» **Supplied text**:
Responses of Scots pine seedlings to low root zone temperature in spring

Abstract

The effects of root zone temperature (RZT) on growth, gas exchange, H+‐ATPase (EC 3.6.1.3; PM‐ATPase) activity and fatty acid composition of plasma membrane (PM) phospholipids in the roots of one‐year‐old seedlings of Scots pine (Pinus sylvestris L.) were studied for 10 days during flushing in spring. Nursery‐grown seedlings were transferred to cold storage (−5°C) in mid‐October, thawn in a cold room at 5°C in May, and transferred to hydroponic cultures at an air and root zone temperature of 5°C for a 3‐day adjustment period. The experiment started when the RZT was changed to either 5, 12 or 20°C and the air temperature was increased to 20/15°C (day/night). RZTs of 5 and 12°C were suboptimal for root growth, and also shoot growth was suppressed at 5°C. The degree and rate of phospholipid fatty acid saturation in the PM of roots was highest at RZT of 20°C and intermediate at 12°C, while no change in the degree of saturation occurred at 5°C. PM‐ATPase activities, measured at 5 and 12°C (real activities) were severely temperature‐limited, but the increasing potential activities (measured at 38°C) at these RZTs indicated delayed deacclimation of the root system. At RZT 20°C, the decline of C18:2/C16:0 ratio in combination with decreasing potential and real PM‐ATPase activities indicated, instead, fast deacclimation of the root system. Net photosynthesis of the seedlings was limited by non‐stomatal factors at the beginning of the experiment, but recovered from winter inhibition and later became limited by low stomatal conductance at RZTs of 5 and 12°C. Instead, at 20°C the net photosynthesis increased with increasing stomatal conductance during the experiment. We conclude that low RZT suppresses growth of roots and such changes in the PM as are needed for efficient uptake of water and nutrients. This, in turn, limits net photosynthesis and, thus, the availability of photosynthates for root growth in spring. On the other hand, a rise in RZT can rapidly induce the structural and functional changes in PM of the roots that are needed for the efficient gas exchange and growth of the Scots pine seedlings.

» **Exercise brief**: Translate this sentence from the abstract on Scots pine seedlings into Spanish: "RZTs of 5 and 12°C were suboptimal for root growth, and also shoot growth was suppressed at 5°C." The material comes from a separate source, not from the abstract on Scots pine seedlings.

» **Information given**:

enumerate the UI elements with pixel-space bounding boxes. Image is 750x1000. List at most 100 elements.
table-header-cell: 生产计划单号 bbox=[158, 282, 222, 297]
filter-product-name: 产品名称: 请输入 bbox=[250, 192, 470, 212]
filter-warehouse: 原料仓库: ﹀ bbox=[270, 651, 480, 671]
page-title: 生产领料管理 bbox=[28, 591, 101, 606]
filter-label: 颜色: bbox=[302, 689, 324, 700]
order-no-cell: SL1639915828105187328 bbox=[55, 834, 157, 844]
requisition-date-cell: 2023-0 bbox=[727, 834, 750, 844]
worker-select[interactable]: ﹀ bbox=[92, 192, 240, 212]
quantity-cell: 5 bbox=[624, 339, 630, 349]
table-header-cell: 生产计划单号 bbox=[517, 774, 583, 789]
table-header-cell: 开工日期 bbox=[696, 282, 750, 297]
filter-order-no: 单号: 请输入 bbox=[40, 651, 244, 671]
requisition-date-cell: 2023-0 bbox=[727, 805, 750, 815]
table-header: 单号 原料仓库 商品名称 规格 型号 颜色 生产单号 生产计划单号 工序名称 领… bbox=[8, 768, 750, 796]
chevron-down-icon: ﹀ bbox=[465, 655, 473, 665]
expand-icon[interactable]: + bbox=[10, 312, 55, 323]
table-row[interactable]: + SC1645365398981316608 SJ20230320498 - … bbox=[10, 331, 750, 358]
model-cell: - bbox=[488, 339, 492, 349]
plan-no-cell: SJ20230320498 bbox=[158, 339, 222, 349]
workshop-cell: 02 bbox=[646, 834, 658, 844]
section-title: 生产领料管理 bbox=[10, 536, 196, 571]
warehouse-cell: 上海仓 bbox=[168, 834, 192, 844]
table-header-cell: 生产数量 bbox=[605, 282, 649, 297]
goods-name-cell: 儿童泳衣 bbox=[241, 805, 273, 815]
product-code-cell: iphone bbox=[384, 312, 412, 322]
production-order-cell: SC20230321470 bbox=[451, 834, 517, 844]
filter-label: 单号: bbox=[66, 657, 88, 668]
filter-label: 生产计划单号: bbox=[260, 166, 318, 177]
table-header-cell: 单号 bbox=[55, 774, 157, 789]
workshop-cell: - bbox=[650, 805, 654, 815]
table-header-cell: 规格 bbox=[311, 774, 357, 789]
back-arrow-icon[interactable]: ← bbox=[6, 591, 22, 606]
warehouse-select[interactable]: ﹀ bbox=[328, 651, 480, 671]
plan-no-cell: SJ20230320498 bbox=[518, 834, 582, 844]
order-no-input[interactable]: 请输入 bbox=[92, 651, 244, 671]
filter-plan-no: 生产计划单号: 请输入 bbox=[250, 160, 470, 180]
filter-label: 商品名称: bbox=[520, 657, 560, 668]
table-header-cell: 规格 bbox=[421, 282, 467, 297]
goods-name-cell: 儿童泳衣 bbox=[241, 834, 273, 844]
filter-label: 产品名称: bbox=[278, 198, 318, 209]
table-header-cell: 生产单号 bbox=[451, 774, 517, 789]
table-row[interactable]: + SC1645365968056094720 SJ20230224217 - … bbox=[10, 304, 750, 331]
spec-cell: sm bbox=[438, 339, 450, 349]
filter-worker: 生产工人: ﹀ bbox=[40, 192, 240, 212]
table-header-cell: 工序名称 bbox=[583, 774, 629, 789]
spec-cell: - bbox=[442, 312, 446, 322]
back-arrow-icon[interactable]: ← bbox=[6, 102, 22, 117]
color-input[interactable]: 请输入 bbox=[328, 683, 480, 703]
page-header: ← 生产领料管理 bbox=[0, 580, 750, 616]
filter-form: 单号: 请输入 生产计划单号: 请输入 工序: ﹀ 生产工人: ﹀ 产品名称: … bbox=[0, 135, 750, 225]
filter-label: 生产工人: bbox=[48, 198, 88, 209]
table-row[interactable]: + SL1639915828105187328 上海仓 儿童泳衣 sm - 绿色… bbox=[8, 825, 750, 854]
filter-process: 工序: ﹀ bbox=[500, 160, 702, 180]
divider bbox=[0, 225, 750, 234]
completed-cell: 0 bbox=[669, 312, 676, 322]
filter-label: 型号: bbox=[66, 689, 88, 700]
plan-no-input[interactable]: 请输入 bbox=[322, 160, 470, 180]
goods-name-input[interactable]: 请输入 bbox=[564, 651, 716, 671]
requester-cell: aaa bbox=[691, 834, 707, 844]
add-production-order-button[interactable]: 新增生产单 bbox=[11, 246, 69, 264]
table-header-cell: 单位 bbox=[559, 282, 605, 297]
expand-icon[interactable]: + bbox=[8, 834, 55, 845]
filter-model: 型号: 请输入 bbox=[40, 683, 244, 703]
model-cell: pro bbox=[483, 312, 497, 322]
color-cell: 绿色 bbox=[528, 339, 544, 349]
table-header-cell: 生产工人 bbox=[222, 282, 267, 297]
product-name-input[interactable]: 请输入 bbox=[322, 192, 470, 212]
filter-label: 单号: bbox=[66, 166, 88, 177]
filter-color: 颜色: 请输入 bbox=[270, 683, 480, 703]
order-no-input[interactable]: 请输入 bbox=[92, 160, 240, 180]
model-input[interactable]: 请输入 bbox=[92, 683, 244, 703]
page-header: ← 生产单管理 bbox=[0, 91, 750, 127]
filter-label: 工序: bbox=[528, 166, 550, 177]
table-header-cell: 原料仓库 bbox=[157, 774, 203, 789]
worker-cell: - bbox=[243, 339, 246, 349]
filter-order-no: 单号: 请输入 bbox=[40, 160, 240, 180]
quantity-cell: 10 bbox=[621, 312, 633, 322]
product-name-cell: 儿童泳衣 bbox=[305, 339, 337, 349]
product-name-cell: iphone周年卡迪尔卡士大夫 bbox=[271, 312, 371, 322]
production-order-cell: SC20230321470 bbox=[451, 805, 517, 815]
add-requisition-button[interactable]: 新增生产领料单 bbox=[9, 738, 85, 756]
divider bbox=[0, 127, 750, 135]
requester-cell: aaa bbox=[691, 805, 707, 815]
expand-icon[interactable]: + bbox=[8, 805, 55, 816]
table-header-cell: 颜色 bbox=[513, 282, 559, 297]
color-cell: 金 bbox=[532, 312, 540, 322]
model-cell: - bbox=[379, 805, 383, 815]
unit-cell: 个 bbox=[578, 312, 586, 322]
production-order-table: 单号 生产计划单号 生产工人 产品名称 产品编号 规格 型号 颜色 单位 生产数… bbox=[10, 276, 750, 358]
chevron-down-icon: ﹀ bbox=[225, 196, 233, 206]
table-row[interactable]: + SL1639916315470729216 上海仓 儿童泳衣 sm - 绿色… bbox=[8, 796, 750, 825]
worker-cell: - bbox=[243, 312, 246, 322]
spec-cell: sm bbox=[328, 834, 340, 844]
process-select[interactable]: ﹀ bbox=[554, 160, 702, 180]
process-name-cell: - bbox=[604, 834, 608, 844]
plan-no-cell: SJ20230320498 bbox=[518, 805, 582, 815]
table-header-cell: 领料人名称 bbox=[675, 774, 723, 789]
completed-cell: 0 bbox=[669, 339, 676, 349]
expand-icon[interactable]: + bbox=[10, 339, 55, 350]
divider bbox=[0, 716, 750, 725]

» **Reply to the exercise**: Las RZT de 5 y 12 °C fueron subóptimas para el crecimiento de las raíces, y el crecimiento de los brotes también se vio suprimido a 5 °C.